* begin Data listing *

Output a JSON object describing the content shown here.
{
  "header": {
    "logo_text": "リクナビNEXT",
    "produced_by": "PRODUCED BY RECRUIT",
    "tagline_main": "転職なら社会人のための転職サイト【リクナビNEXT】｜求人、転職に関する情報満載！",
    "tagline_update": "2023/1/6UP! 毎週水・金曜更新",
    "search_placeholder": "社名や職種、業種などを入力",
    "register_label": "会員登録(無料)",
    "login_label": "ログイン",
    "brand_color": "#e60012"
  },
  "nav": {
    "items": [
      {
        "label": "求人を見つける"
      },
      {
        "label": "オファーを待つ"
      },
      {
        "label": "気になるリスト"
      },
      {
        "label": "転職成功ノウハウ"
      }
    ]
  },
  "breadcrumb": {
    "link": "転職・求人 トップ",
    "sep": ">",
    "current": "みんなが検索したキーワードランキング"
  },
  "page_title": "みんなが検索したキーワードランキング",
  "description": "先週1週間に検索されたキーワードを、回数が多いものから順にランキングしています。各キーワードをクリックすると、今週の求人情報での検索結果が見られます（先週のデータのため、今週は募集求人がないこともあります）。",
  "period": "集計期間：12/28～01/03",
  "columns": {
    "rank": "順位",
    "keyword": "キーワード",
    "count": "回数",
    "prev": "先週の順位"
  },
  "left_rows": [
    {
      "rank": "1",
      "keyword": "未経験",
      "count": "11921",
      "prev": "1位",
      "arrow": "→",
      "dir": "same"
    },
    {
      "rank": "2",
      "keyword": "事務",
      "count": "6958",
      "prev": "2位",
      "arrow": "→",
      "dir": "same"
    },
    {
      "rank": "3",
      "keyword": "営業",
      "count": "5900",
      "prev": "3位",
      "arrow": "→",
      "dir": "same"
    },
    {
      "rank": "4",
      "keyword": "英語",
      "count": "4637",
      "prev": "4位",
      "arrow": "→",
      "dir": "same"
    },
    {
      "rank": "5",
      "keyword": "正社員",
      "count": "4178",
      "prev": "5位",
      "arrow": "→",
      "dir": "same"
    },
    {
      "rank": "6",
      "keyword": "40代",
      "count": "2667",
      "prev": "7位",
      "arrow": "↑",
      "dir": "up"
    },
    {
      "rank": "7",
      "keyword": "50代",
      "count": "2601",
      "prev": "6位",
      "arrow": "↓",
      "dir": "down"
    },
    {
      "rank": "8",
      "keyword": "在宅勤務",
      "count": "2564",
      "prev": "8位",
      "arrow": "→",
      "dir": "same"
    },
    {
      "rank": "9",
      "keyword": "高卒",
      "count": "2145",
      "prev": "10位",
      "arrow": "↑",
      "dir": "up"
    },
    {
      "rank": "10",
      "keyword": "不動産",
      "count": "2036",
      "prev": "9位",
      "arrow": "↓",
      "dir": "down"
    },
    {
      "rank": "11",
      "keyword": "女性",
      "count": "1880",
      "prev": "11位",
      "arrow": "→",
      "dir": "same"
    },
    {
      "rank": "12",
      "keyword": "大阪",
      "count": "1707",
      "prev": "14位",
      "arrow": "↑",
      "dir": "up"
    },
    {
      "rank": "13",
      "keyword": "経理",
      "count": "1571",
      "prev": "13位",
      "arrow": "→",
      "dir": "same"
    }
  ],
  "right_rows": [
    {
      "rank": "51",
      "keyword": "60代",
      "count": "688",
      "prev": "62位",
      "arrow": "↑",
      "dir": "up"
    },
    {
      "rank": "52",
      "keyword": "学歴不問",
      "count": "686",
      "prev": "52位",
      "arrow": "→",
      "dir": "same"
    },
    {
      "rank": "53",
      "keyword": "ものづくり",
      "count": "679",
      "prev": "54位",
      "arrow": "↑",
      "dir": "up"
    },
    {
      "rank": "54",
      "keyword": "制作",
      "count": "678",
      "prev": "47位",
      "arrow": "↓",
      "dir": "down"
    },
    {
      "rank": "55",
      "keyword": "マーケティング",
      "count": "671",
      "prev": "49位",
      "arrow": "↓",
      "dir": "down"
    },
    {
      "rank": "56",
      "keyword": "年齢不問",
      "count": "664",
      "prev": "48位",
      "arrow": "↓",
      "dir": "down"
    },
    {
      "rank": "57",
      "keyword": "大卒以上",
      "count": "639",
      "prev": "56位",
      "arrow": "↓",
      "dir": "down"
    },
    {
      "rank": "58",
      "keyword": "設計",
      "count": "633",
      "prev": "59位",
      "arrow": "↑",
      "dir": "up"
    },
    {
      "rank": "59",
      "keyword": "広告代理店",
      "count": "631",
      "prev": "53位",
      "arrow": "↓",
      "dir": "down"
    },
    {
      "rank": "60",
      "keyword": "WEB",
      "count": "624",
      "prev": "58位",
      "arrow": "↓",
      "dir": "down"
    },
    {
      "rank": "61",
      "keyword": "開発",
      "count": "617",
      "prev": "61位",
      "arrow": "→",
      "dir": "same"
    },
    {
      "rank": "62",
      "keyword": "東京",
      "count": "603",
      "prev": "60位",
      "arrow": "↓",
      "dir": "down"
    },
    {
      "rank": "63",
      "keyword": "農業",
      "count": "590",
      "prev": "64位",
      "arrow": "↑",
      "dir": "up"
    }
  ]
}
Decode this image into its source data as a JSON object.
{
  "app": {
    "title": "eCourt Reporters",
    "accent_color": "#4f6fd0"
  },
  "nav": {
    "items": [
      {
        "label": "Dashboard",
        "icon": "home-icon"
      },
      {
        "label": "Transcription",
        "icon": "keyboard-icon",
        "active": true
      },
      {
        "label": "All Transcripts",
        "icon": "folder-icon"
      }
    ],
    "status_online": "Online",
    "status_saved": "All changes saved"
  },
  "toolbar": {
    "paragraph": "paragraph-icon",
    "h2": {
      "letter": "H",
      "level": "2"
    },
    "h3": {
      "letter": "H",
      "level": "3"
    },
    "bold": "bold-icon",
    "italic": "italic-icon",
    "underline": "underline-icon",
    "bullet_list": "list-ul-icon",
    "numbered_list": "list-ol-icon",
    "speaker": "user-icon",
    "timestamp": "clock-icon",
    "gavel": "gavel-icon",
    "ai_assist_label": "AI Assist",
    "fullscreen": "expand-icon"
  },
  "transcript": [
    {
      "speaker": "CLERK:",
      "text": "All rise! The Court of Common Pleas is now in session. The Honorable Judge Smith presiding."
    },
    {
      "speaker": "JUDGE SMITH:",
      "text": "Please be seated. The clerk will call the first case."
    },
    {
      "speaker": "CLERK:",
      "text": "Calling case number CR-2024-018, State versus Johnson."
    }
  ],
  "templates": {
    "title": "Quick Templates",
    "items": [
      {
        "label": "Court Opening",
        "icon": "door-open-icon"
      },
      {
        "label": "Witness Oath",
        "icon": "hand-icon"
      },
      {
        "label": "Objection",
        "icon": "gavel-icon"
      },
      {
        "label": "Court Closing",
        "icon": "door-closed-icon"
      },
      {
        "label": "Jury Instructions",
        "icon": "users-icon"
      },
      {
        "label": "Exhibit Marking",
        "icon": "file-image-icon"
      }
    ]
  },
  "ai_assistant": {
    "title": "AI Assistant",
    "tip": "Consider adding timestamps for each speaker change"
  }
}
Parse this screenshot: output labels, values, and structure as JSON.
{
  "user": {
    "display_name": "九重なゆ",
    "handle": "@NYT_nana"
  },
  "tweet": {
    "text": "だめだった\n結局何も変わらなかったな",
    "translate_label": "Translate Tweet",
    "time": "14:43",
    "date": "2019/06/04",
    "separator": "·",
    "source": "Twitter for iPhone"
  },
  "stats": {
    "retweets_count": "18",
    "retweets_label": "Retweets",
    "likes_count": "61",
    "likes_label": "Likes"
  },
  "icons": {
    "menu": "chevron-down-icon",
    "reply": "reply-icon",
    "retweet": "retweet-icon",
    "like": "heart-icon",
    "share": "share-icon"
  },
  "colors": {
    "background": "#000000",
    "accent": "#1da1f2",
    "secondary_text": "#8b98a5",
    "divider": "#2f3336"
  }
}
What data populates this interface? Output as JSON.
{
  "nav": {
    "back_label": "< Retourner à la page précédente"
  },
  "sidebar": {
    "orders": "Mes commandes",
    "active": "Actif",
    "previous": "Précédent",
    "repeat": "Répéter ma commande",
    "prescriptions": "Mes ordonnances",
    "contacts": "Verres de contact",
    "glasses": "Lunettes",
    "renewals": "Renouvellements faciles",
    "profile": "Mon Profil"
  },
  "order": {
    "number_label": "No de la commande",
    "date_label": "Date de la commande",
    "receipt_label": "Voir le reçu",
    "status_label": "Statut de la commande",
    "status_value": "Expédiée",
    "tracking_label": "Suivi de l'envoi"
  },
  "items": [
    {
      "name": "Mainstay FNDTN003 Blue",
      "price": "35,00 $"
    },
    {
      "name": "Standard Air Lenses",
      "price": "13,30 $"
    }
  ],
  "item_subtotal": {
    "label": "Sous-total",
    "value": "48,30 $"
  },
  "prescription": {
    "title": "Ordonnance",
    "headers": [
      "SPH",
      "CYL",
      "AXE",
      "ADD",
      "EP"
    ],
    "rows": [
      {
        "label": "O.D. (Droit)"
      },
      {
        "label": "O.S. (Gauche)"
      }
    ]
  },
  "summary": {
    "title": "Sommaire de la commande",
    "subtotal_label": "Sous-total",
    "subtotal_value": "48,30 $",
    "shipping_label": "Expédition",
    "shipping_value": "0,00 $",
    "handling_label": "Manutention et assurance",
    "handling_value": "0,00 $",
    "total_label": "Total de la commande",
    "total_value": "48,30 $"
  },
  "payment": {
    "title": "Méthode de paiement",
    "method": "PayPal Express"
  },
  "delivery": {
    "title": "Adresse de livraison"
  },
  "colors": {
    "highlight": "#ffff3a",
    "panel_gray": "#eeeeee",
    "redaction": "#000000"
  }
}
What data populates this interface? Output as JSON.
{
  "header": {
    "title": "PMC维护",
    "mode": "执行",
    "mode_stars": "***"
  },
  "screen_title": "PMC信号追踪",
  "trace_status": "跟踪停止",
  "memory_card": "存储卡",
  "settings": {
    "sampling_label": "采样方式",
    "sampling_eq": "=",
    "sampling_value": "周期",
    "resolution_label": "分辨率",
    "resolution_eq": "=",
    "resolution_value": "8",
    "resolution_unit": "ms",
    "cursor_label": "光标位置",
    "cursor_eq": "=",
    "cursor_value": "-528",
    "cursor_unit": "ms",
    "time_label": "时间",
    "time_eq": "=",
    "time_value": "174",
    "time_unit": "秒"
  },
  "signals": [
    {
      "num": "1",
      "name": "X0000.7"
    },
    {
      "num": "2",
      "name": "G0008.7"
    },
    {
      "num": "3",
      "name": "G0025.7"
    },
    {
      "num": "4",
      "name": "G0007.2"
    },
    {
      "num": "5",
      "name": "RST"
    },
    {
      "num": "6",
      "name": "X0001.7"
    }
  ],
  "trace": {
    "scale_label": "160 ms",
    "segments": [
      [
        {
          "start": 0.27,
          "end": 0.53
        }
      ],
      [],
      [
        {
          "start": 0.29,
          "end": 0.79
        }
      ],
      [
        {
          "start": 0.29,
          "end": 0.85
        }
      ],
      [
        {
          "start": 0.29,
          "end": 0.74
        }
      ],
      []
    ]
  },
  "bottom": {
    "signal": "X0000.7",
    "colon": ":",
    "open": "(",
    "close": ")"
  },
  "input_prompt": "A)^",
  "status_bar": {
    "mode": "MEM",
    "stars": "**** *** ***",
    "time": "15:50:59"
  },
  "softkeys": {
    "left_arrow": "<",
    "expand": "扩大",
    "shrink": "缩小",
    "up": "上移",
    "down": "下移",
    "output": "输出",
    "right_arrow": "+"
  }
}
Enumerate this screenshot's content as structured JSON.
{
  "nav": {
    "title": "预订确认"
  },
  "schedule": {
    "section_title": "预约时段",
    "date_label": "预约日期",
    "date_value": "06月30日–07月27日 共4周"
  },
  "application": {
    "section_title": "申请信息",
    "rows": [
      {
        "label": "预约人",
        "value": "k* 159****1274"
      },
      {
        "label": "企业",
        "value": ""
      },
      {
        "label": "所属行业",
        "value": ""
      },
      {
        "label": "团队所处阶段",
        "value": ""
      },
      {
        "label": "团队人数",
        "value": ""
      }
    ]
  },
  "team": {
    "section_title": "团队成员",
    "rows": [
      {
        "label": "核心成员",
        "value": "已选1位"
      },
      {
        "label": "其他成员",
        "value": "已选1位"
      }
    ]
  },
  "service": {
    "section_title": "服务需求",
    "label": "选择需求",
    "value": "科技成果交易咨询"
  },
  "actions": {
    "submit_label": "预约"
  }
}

* end Data listing *

### Aim of the task
Give back exactly the lines running from the line containing "Enumerate this screenshot's" through the end of the material above, both included, and nothing beyond them.

### Solution below
Enumerate this screenshot's content as structured JSON.
{
  "nav": {
    "title": "预订确认"
  },
  "schedule": {
    "section_title": "预约时段",
    "date_label": "预约日期",
    "date_value": "06月30日–07月27日 共4周"
  },
  "application": {
    "section_title": "申请信息",
    "rows": [
      {
        "label": "预约人",
        "value": "k* 159****1274"
      },
      {
        "label": "企业",
        "value": ""
      },
      {
        "label": "所属行业",
        "value": ""
      },
      {
        "label": "团队所处阶段",
        "value": ""
      },
      {
        "label": "团队人数",
        "value": ""
      }
    ]
  },
  "team": {
    "section_title": "团队成员",
    "rows": [
      {
        "label": "核心成员",
        "value": "已选1位"
      },
      {
        "label": "其他成员",
        "value": "已选1位"
      }
    ]
  },
  "service": {
    "section_title": "服务需求",
    "label": "选择需求",
    "value": "科技成果交易咨询"
  },
  "actions": {
    "submit_label": "预约"
  }
}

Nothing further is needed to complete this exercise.